-- BEGIN --

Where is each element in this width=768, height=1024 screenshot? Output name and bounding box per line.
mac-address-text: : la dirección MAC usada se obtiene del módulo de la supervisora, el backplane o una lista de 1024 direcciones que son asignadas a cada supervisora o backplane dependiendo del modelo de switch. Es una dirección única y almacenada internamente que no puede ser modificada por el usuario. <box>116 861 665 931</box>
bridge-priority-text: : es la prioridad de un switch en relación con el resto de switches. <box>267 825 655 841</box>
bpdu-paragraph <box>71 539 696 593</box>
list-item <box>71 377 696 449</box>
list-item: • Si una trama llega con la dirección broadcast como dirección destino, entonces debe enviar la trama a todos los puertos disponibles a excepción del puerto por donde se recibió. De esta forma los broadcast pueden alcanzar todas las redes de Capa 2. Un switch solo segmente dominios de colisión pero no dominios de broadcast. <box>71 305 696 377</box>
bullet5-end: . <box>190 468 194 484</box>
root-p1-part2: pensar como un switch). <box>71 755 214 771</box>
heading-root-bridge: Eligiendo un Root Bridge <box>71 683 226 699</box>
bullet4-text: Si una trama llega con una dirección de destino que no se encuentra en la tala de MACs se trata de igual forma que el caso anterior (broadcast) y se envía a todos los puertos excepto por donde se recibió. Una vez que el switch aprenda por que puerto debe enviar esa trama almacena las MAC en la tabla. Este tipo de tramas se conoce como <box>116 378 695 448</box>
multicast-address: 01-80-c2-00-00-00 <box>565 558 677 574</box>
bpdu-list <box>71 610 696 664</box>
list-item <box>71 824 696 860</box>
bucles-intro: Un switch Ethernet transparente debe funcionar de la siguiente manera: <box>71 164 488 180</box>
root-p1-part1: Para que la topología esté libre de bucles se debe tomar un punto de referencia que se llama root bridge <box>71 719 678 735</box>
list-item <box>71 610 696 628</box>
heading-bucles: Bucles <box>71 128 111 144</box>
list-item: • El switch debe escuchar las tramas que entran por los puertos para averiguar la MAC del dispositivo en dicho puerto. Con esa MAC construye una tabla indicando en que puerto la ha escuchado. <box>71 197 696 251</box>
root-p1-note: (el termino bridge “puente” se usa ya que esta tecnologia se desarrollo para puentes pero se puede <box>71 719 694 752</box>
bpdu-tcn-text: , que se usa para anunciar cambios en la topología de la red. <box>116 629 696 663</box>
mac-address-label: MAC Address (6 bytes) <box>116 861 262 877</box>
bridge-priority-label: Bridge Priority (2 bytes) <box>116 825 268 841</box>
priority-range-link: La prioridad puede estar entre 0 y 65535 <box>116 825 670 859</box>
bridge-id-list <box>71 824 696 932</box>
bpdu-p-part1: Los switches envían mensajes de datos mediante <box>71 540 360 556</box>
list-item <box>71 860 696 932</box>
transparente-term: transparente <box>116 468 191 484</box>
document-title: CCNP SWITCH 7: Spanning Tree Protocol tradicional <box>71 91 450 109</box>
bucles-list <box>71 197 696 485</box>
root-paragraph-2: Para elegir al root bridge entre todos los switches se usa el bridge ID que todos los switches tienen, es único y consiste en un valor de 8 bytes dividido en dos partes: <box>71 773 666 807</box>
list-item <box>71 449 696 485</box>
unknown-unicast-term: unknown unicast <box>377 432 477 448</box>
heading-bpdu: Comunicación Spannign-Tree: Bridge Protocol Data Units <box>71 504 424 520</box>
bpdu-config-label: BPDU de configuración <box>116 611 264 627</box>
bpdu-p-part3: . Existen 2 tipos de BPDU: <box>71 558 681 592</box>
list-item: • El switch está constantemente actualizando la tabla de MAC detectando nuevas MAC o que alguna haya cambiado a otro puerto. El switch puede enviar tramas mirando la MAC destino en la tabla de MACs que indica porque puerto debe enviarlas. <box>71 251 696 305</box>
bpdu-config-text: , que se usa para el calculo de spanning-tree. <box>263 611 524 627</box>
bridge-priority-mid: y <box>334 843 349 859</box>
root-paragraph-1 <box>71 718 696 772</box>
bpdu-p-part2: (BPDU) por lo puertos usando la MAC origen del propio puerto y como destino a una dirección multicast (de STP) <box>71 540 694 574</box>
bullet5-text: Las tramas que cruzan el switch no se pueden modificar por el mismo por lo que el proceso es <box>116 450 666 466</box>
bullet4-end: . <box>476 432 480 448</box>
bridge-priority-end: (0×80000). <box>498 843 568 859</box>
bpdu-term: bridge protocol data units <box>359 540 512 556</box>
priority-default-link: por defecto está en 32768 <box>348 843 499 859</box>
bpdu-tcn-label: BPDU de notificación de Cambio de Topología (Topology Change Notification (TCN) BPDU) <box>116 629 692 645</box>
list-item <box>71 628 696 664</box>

-- END --

WHAT TO PRODUCE: Starting at the first line of the records and ending at the line that contains "bpdu-paragraph <box>71 539 696 593</box>", both included, rewrite only those lines as a Markdown table with the columns Row and Record line, leaving out any blank lines.

FINISHED ANSWER:
| Row | Record line |
|---|---|
| 1 | Where is each element in this width=768, height=1024 screenshot? Output name and bounding box per line. |
| 2 | mac-address-text: : la dirección MAC usada se obtiene del módulo de la supervisora, el backplane o una lista de 1024 direcciones que son asignadas a cada supervisora o backplane dependiendo del modelo de switch. Es una dirección única y almacenada internamente que no puede ser modificada por el usuario. <box>116 861 665 931</box> |
| 3 | bridge-priority-text: : es la prioridad de un switch en relación con el resto de switches. <box>267 825 655 841</box> |
| 4 | bpdu-paragraph <box>71 539 696 593</box> |